Scan the data below and pick out the lines containing the word "subtotal".

Dataset records
━━━━

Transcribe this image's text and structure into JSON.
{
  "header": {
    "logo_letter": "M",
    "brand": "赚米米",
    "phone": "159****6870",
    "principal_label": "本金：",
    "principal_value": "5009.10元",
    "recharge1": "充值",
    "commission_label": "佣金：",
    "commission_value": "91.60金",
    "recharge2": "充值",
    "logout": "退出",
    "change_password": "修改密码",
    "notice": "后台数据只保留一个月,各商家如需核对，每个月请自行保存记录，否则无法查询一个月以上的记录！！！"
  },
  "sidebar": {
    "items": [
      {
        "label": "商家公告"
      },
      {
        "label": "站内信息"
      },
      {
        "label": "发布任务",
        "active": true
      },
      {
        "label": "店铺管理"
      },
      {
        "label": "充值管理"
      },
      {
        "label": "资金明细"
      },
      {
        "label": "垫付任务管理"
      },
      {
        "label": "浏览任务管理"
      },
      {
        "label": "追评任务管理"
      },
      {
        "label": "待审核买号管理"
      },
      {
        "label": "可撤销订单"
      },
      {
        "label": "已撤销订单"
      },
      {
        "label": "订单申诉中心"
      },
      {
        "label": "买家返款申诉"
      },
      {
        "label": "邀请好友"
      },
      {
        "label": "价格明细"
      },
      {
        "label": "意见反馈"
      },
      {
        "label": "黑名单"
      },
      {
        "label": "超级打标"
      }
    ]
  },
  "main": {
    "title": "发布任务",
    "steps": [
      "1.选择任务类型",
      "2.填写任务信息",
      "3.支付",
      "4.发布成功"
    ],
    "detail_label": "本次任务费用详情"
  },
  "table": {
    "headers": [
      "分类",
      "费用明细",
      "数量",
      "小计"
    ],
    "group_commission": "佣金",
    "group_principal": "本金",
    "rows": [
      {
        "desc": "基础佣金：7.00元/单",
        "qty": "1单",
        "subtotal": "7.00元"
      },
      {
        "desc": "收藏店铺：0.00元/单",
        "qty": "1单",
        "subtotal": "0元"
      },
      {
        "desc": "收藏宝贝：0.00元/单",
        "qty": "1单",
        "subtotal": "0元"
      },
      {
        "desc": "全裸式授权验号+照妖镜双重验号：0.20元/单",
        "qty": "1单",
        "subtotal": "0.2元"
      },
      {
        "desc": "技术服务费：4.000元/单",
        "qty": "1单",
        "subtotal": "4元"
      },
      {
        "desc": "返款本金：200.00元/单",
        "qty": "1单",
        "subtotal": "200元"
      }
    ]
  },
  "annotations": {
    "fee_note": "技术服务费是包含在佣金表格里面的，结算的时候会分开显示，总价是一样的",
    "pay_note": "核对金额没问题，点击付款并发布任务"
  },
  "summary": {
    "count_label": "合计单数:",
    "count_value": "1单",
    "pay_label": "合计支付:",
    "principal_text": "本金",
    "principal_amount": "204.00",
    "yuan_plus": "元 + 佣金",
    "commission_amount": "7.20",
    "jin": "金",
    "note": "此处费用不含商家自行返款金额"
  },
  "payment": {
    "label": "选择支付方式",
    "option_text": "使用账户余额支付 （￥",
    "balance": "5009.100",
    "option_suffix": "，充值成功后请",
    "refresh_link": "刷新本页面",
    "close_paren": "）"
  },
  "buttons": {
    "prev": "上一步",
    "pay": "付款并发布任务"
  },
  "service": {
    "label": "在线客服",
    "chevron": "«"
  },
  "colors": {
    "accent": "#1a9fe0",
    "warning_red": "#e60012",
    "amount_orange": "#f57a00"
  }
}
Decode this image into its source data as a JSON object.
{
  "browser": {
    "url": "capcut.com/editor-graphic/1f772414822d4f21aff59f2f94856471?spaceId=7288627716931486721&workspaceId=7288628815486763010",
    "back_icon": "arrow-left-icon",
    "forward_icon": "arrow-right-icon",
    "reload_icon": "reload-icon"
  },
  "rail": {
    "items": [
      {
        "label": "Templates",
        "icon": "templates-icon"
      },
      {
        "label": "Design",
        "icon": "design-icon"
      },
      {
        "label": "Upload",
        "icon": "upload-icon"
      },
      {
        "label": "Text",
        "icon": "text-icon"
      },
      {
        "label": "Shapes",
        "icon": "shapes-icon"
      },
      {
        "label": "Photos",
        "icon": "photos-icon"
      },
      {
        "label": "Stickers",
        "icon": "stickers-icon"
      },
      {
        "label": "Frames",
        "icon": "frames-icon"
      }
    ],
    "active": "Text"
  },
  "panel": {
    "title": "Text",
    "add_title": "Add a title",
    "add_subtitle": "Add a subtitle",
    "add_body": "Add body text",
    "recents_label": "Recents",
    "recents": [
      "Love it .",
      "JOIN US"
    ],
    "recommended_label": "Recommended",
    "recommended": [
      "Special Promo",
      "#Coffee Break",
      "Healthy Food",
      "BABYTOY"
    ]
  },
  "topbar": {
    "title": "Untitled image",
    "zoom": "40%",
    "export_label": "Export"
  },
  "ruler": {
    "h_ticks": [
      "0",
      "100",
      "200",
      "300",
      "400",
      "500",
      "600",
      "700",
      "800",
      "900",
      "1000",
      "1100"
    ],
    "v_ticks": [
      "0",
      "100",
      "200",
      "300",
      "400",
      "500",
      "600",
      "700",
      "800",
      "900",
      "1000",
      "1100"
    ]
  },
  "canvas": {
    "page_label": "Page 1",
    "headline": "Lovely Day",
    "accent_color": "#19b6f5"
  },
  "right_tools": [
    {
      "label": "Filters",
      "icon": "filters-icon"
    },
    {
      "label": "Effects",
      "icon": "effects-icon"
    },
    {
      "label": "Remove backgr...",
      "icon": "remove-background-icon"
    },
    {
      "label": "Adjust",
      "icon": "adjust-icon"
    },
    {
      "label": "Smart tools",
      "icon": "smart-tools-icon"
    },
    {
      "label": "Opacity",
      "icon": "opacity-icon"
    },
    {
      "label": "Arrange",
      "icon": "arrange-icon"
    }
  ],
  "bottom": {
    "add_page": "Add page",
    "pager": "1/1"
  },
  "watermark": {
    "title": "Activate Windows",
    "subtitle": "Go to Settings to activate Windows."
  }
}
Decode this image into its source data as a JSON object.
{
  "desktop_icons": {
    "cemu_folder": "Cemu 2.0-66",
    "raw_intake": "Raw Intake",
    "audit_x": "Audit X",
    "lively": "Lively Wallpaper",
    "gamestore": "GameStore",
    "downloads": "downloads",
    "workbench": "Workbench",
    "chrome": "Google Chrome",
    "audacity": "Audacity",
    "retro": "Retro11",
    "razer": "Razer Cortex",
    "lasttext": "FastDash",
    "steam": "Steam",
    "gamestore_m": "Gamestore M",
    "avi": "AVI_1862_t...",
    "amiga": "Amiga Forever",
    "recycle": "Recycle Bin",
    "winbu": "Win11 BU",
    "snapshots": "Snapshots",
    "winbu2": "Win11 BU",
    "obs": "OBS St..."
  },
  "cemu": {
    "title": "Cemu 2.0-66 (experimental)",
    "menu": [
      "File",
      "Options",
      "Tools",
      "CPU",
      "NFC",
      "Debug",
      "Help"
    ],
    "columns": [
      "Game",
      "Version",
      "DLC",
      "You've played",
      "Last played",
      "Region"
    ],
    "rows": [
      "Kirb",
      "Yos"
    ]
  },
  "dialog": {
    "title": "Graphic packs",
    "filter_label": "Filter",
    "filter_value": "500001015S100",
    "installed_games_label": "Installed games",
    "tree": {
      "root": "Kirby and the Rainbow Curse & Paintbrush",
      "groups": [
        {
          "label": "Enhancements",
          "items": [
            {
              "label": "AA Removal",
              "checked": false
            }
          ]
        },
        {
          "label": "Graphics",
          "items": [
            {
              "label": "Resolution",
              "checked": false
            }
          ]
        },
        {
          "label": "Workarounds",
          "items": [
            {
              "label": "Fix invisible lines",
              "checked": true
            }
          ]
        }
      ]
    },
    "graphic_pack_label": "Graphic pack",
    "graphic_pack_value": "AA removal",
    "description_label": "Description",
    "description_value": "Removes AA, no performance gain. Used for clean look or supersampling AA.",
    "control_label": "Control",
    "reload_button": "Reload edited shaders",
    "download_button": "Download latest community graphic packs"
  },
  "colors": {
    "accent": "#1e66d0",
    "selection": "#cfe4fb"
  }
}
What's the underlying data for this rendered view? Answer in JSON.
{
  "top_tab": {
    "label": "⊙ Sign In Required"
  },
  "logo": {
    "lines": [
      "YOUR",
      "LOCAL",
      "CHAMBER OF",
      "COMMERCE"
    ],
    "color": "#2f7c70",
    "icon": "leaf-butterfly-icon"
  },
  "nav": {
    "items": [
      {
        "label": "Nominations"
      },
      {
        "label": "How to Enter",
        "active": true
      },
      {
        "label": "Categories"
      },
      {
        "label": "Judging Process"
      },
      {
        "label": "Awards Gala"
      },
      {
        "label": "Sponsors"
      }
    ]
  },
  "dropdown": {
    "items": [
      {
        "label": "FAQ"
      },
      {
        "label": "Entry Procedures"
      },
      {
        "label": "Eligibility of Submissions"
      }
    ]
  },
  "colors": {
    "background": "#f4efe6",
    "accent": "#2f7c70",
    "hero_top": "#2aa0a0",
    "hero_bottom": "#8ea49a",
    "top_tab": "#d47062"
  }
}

━━━━

- **Result for this task**:
        "subtotal": "7.00元"
        "subtotal": "0元"
        "subtotal": "0元"
        "subtotal": "0.2元"
        "subtotal": "4元"
        "subtotal": "200元"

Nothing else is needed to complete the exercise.